#### GIVEN TASK:
Pictures do not belong in the copy; restate the records below word for word.

#### SOURCE RECORDS:

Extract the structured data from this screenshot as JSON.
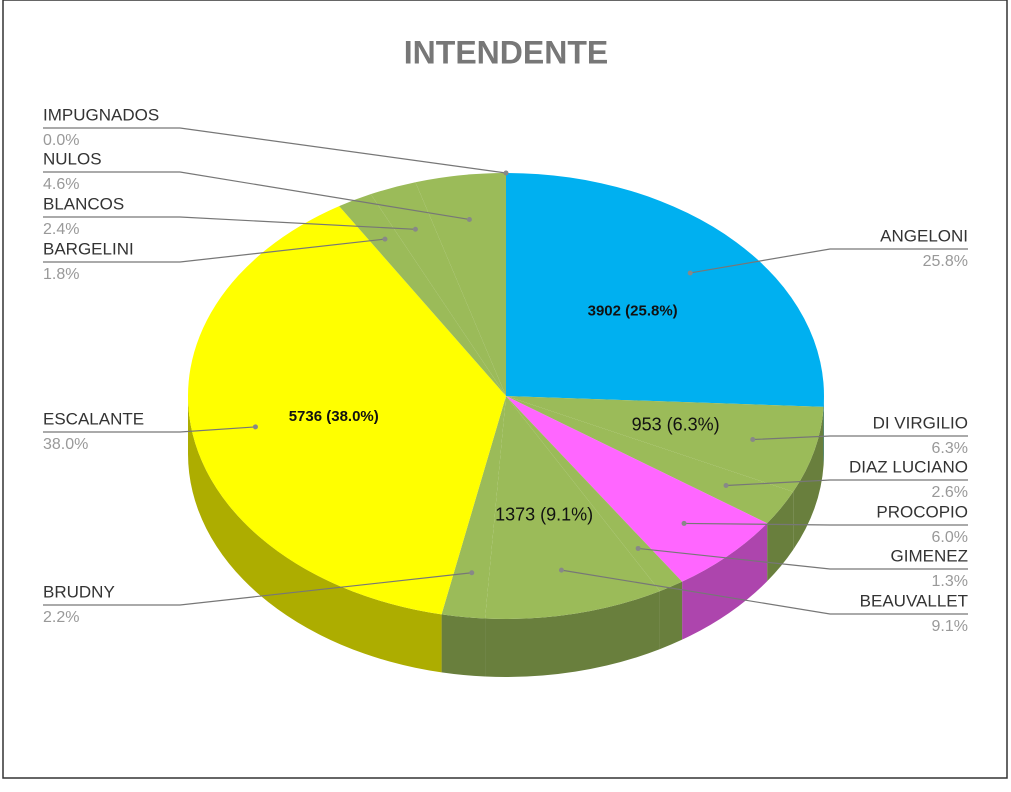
{
  "chart_data": {
    "type": "pie3d",
    "title": "INTENDENTE",
    "categories": [
      "ANGELONI",
      "DI VIRGILIO",
      "DIAZ LUCIANO",
      "PROCOPIO",
      "GIMENEZ",
      "BEAUVALLET",
      "BRUDNY",
      "ESCALANTE",
      "BARGELINI",
      "BLANCOS",
      "NULOS",
      "IMPUGNADOS"
    ],
    "values": [
      25.8,
      6.3,
      2.6,
      6.0,
      1.3,
      9.1,
      2.2,
      38.0,
      1.8,
      2.4,
      4.6,
      0.0
    ],
    "value_labels": [
      "25.8%",
      "6.3%",
      "2.6%",
      "6.0%",
      "1.3%",
      "9.1%",
      "2.2%",
      "38.0%",
      "1.8%",
      "2.4%",
      "4.6%",
      "0.0%"
    ],
    "inner_labels": [
      "3902 (25.8%)",
      "953 (6.3%)",
      null,
      null,
      null,
      "1373 (9.1%)",
      null,
      "5736 (38.0%)",
      null,
      null,
      null,
      null
    ],
    "colors": [
      "#00b0f0",
      "#9bbb59",
      "#9bbb59",
      "#ff66ff",
      "#9bbb59",
      "#9bbb59",
      "#9bbb59",
      "#ffff00",
      "#9bbb59",
      "#9bbb59",
      "#9bbb59",
      "#9bbb59"
    ]
  }
}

#### ANSWER IN FULL:
Extract the structured data from this screenshot as JSON.
{
  "chart_data": {
    "type": "pie3d",
    "title": "INTENDENTE",
    "categories": [
      "ANGELONI",
      "DI VIRGILIO",
      "DIAZ LUCIANO",
      "PROCOPIO",
      "GIMENEZ",
      "BEAUVALLET",
      "BRUDNY",
      "ESCALANTE",
      "BARGELINI",
      "BLANCOS",
      "NULOS",
      "IMPUGNADOS"
    ],
    "values": [
      25.8,
      6.3,
      2.6,
      6.0,
      1.3,
      9.1,
      2.2,
      38.0,
      1.8,
      2.4,
      4.6,
      0.0
    ],
    "value_labels": [
      "25.8%",
      "6.3%",
      "2.6%",
      "6.0%",
      "1.3%",
      "9.1%",
      "2.2%",
      "38.0%",
      "1.8%",
      "2.4%",
      "4.6%",
      "0.0%"
    ],
    "inner_labels": [
      "3902 (25.8%)",
      "953 (6.3%)",
      null,
      null,
      null,
      "1373 (9.1%)",
      null,
      "5736 (38.0%)",
      null,
      null,
      null,
      null
    ],
    "colors": [
      "#00b0f0",
      "#9bbb59",
      "#9bbb59",
      "#ff66ff",
      "#9bbb59",
      "#9bbb59",
      "#9bbb59",
      "#ffff00",
      "#9bbb59",
      "#9bbb59",
      "#9bbb59",
      "#9bbb59"
    ]
  }
}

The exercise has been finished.